Reproduce each line exactly. Skip none.
start Excerpted records
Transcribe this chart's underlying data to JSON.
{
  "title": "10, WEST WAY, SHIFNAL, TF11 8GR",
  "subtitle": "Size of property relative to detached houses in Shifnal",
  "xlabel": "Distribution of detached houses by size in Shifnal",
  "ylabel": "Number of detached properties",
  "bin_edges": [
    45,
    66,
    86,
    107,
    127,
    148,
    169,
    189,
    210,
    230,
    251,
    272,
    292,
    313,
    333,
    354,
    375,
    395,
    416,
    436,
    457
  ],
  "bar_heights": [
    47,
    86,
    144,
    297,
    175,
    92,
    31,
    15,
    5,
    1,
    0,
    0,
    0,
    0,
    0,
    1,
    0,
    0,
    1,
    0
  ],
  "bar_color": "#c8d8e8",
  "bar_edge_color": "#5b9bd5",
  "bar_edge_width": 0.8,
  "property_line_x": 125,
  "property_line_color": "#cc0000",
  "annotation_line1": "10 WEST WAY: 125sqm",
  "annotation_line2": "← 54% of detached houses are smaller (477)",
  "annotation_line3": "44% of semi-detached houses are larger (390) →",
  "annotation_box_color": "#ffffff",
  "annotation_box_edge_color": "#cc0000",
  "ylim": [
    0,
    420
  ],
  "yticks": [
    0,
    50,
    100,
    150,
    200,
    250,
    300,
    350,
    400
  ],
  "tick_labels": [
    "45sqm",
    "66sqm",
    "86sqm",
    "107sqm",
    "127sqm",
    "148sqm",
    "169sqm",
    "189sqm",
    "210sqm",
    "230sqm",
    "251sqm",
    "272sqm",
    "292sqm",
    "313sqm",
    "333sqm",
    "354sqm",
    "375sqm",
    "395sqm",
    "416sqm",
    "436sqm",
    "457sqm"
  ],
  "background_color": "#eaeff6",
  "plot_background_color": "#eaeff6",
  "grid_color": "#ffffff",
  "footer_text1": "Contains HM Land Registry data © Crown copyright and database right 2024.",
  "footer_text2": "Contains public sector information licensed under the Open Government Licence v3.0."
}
end Excerpted records
■ **The solution**
Transcribe this chart's underlying data to JSON.
{
  "title": "10, WEST WAY, SHIFNAL, TF11 8GR",
  "subtitle": "Size of property relative to detached houses in Shifnal",
  "xlabel": "Distribution of detached houses by size in Shifnal",
  "ylabel": "Number of detached properties",
  "bin_edges": [
    45,
    66,
    86,
    107,
    127,
    148,
    169,
    189,
    210,
    230,
    251,
    272,
    292,
    313,
    333,
    354,
    375,
    395,
    416,
    436,
    457
  ],
  "bar_heights": [
    47,
    86,
    144,
    297,
    175,
    92,
    31,
    15,
    5,
    1,
    0,
    0,
    0,
    0,
    0,
    1,
    0,
    0,
    1,
    0
  ],
  "bar_color": "#c8d8e8",
  "bar_edge_color": "#5b9bd5",
  "bar_edge_width": 0.8,
  "property_line_x": 125,
  "property_line_color": "#cc0000",
  "annotation_line1": "10 WEST WAY: 125sqm",
  "annotation_line2": "← 54% of detached houses are smaller (477)",
  "annotation_line3": "44% of semi-detached houses are larger (390) →",
  "annotation_box_color": "#ffffff",
  "annotation_box_edge_color": "#cc0000",
  "ylim": [
    0,
    420
  ],
  "yticks": [
    0,
    50,
    100,
    150,
    200,
    250,
    300,
    350,
    400
  ],
  "tick_labels": [
    "45sqm",
    "66sqm",
    "86sqm",
    "107sqm",
    "127sqm",
    "148sqm",
    "169sqm",
    "189sqm",
    "210sqm",
    "230sqm",
    "251sqm",
    "272sqm",
    "292sqm",
    "313sqm",
    "333sqm",
    "354sqm",
    "375sqm",
    "395sqm",
    "416sqm",
    "436sqm",
    "457sqm"
  ],
  "background_color": "#eaeff6",
  "plot_background_color": "#eaeff6",
  "grid_color": "#ffffff",
  "footer_text1": "Contains HM Land Registry data © Crown copyright and database right 2024.",
  "footer_text2": "Contains public sector information licensed under the Open Government Licence v3.0."
}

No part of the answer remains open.